**WORK ITEM**
Would you copy each line of the data below that has "bracket"?
━━━━━ DATA TO USE ━━━━━
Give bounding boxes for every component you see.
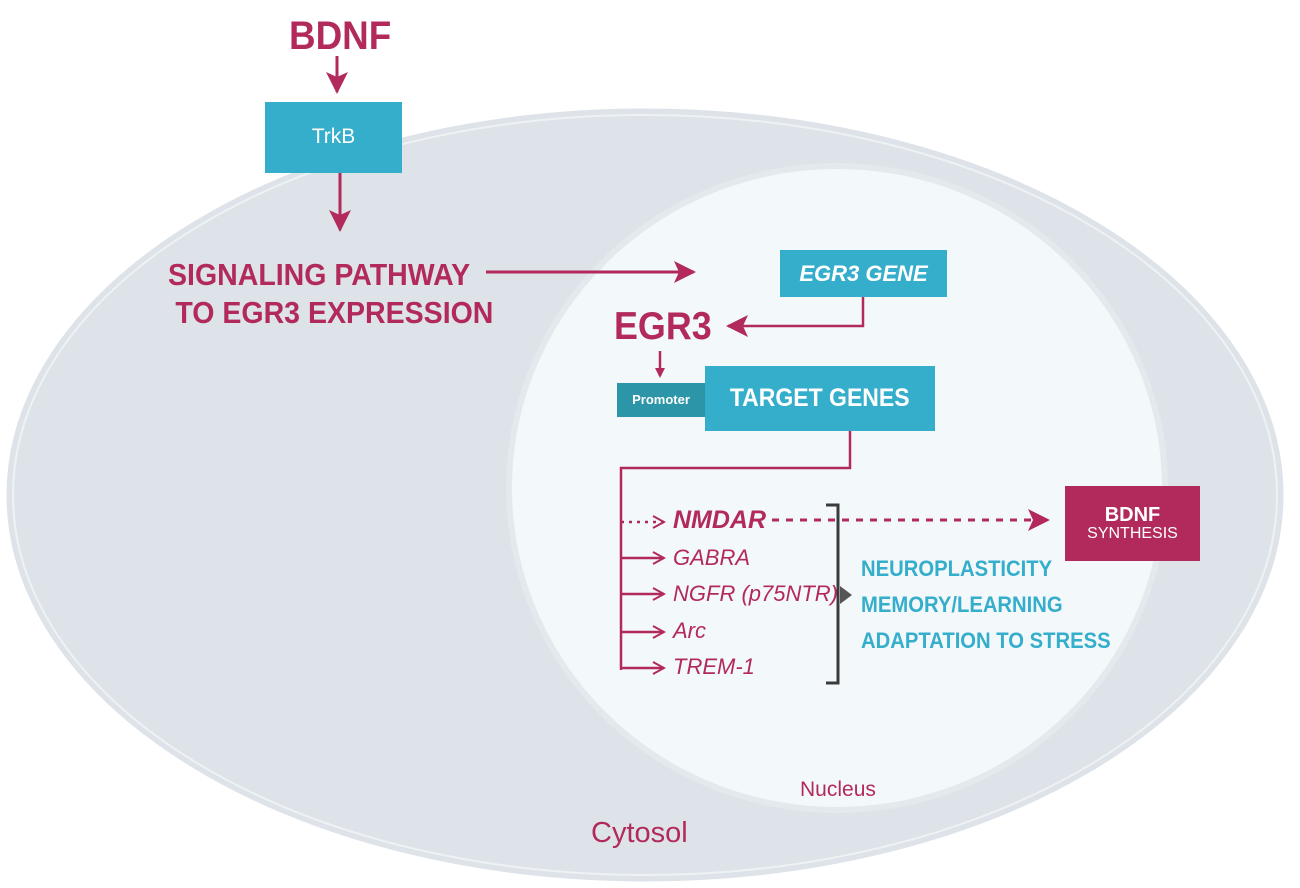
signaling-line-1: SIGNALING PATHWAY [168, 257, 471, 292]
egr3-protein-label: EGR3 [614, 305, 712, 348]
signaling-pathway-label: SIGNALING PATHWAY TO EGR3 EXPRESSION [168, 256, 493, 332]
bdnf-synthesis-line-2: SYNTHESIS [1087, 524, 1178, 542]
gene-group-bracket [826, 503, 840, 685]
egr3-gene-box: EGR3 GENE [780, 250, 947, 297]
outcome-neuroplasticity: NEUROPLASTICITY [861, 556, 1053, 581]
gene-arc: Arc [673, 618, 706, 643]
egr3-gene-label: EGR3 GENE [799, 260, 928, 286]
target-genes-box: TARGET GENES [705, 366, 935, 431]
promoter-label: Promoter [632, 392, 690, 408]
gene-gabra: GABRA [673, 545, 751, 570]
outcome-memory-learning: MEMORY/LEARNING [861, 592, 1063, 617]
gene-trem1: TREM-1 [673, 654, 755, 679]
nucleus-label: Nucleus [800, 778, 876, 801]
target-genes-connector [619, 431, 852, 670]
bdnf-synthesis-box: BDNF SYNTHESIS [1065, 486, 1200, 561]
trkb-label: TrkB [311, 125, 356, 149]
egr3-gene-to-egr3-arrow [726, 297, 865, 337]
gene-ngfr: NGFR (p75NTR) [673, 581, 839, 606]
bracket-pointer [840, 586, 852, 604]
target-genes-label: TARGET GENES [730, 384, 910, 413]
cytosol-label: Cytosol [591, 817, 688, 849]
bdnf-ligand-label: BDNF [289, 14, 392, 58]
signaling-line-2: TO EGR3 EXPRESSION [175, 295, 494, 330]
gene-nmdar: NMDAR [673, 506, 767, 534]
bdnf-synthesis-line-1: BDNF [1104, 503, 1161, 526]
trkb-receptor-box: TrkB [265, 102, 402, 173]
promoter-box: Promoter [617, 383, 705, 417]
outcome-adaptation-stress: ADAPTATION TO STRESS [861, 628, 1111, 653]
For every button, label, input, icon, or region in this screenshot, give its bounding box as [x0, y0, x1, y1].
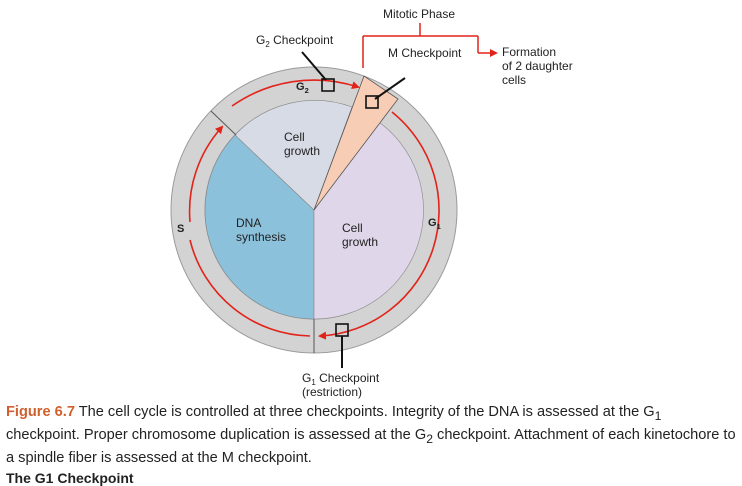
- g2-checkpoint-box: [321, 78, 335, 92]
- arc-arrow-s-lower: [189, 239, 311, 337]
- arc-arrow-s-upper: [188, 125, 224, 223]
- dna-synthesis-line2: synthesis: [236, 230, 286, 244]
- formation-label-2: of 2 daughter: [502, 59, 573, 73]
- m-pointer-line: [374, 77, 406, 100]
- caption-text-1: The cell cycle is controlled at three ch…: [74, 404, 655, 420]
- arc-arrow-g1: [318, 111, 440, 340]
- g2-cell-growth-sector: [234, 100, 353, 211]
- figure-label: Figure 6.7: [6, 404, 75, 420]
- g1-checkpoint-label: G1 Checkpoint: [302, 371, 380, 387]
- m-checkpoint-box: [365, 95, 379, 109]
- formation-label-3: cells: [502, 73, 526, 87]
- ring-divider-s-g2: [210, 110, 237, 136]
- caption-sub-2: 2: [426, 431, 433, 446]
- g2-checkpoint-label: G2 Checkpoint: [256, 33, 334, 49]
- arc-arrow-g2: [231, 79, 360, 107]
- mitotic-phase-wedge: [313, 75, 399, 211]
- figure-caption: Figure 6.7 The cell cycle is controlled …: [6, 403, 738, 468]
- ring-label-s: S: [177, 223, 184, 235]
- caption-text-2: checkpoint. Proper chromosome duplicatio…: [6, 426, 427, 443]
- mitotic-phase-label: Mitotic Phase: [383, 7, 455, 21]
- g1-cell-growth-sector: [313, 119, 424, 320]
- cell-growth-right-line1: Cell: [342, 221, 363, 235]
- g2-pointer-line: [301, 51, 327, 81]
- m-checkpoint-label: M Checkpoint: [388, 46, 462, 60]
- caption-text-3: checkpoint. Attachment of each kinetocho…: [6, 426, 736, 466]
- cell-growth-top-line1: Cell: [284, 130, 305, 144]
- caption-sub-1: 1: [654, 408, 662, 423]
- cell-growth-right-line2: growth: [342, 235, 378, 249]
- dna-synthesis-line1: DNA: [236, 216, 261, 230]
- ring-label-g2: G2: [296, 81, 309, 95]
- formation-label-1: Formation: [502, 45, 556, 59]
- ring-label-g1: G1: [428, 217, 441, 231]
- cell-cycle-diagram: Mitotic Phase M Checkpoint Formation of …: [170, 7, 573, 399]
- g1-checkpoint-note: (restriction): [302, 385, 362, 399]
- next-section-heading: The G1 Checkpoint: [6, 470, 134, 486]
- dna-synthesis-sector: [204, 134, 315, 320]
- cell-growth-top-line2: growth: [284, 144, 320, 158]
━━━━━
**TASK OUTPUT**
gene-group-bracket [826, 503, 840, 685]
bracket-pointer [840, 586, 852, 604]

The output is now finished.